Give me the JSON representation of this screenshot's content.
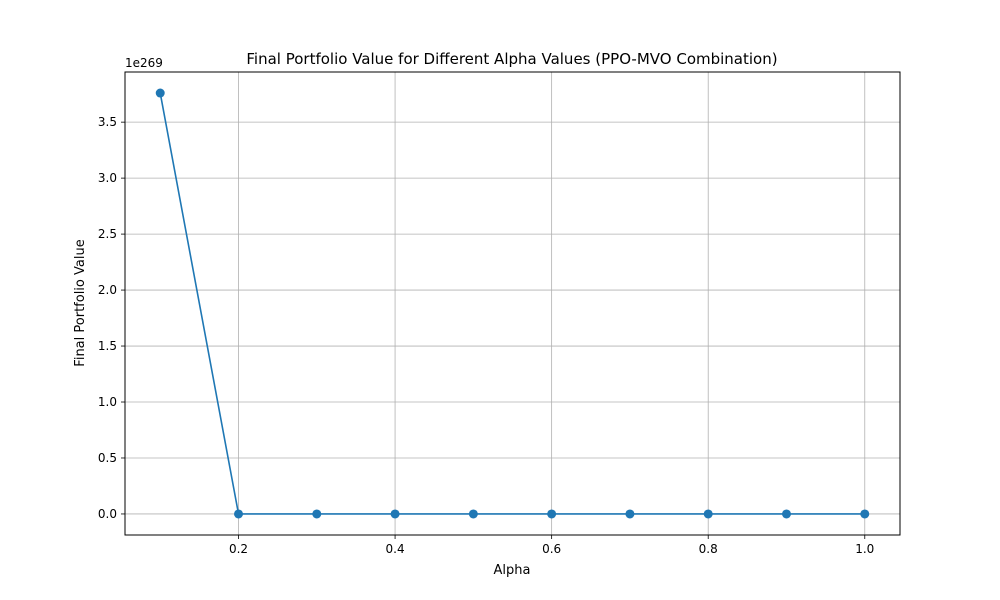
{
  "chart_data": {
    "type": "line",
    "title": "Final Portfolio Value for Different Alpha Values (PPO-MVO Combination)",
    "xlabel": "Alpha",
    "ylabel": "Final Portfolio Value",
    "y_offset_label": "1e269",
    "x": [
      0.1,
      0.2,
      0.3,
      0.4,
      0.5,
      0.6,
      0.7,
      0.8,
      0.9,
      1.0
    ],
    "series": [
      {
        "values": [
          3.76,
          0,
          0,
          0,
          0,
          0,
          0,
          0,
          0,
          0
        ],
        "color": "#1f77b4",
        "marker": "circle"
      }
    ],
    "xlim": [
      0.055,
      1.045
    ],
    "ylim": [
      -0.188,
      3.948
    ],
    "x_ticks": [
      0.2,
      0.4,
      0.6,
      0.8,
      1.0
    ],
    "x_tick_labels": [
      "0.2",
      "0.4",
      "0.6",
      "0.8",
      "1.0"
    ],
    "y_ticks": [
      0.0,
      0.5,
      1.0,
      1.5,
      2.0,
      2.5,
      3.0,
      3.5
    ],
    "y_tick_labels": [
      "0.0",
      "0.5",
      "1.0",
      "1.5",
      "2.0",
      "2.5",
      "3.0",
      "3.5"
    ],
    "grid": true,
    "legend": "none"
  }
}
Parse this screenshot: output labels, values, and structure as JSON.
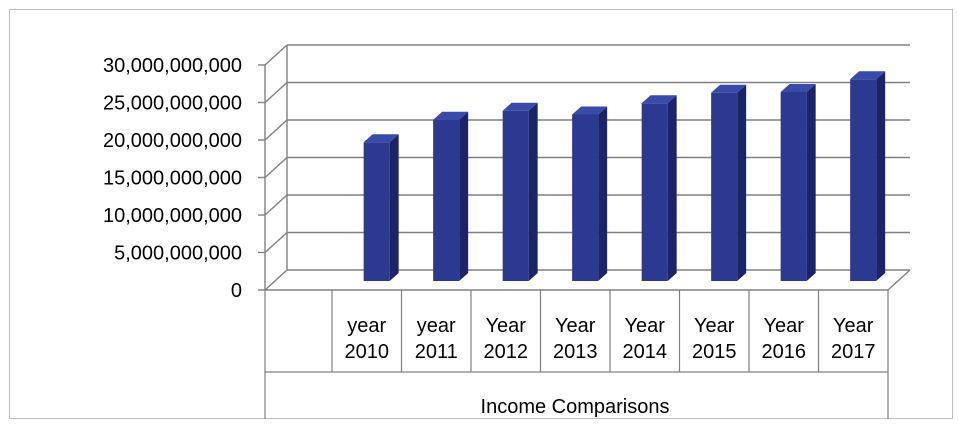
{
  "chart_data": {
    "type": "bar",
    "categories": [
      [
        "year",
        "2010"
      ],
      [
        "year",
        "2011"
      ],
      [
        "Year",
        "2012"
      ],
      [
        "Year",
        "2013"
      ],
      [
        "Year",
        "2014"
      ],
      [
        "Year",
        "2015"
      ],
      [
        "Year",
        "2016"
      ],
      [
        "Year",
        "2017"
      ]
    ],
    "values": [
      18500000000,
      21500000000,
      22700000000,
      22200000000,
      23700000000,
      25100000000,
      25200000000,
      26900000000
    ],
    "group_label": "Income Comparisons",
    "yticks": [
      "0",
      "5,000,000,000",
      "10,000,000,000",
      "15,000,000,000",
      "20,000,000,000",
      "25,000,000,000",
      "30,000,000,000"
    ],
    "ylim": [
      0,
      30000000000
    ],
    "grid": true,
    "style": "3d-column",
    "colors": {
      "bar_front": "#2b3990",
      "bar_side": "#1a2466",
      "bar_top": "#3a4aa8",
      "grid": "#808080"
    }
  }
}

__________________________________________________

__Aim of the exercise__: Output all of the data exactly as it stands, minus any images.

__Answer__:
Give me the JSON representation of this screenshot's content.
{
  "chart_data": {
    "type": "line",
    "title": "Final Portfolio Value for Different Alpha Values (PPO-MVO Combination)",
    "xlabel": "Alpha",
    "ylabel": "Final Portfolio Value",
    "y_offset_label": "1e269",
    "x": [
      0.1,
      0.2,
      0.3,
      0.4,
      0.5,
      0.6,
      0.7,
      0.8,
      0.9,
      1.0
    ],
    "series": [
      {
        "values": [
          3.76,
          0,
          0,
          0,
          0,
          0,
          0,
          0,
          0,
          0
        ],
        "color": "#1f77b4",
        "marker": "circle"
      }
    ],
    "xlim": [
      0.055,
      1.045
    ],
    "ylim": [
      -0.188,
      3.948
    ],
    "x_ticks": [
      0.2,
      0.4,
      0.6,
      0.8,
      1.0
    ],
    "x_tick_labels": [
      "0.2",
      "0.4",
      "0.6",
      "0.8",
      "1.0"
    ],
    "y_ticks": [
      0.0,
      0.5,
      1.0,
      1.5,
      2.0,
      2.5,
      3.0,
      3.5
    ],
    "y_tick_labels": [
      "0.0",
      "0.5",
      "1.0",
      "1.5",
      "2.0",
      "2.5",
      "3.0",
      "3.5"
    ],
    "grid": true,
    "legend": "none"
  }
}
Parse this screenshot: output labels, values, and structure as JSON.
{
  "chart_data": {
    "type": "bar",
    "categories": [
      [
        "year",
        "2010"
      ],
      [
        "year",
        "2011"
      ],
      [
        "Year",
        "2012"
      ],
      [
        "Year",
        "2013"
      ],
      [
        "Year",
        "2014"
      ],
      [
        "Year",
        "2015"
      ],
      [
        "Year",
        "2016"
      ],
      [
        "Year",
        "2017"
      ]
    ],
    "values": [
      18500000000,
      21500000000,
      22700000000,
      22200000000,
      23700000000,
      25100000000,
      25200000000,
      26900000000
    ],
    "group_label": "Income Comparisons",
    "yticks": [
      "0",
      "5,000,000,000",
      "10,000,000,000",
      "15,000,000,000",
      "20,000,000,000",
      "25,000,000,000",
      "30,000,000,000"
    ],
    "ylim": [
      0,
      30000000000
    ],
    "grid": true,
    "style": "3d-column",
    "colors": {
      "bar_front": "#2b3990",
      "bar_side": "#1a2466",
      "bar_top": "#3a4aa8",
      "grid": "#808080"
    }
  }
}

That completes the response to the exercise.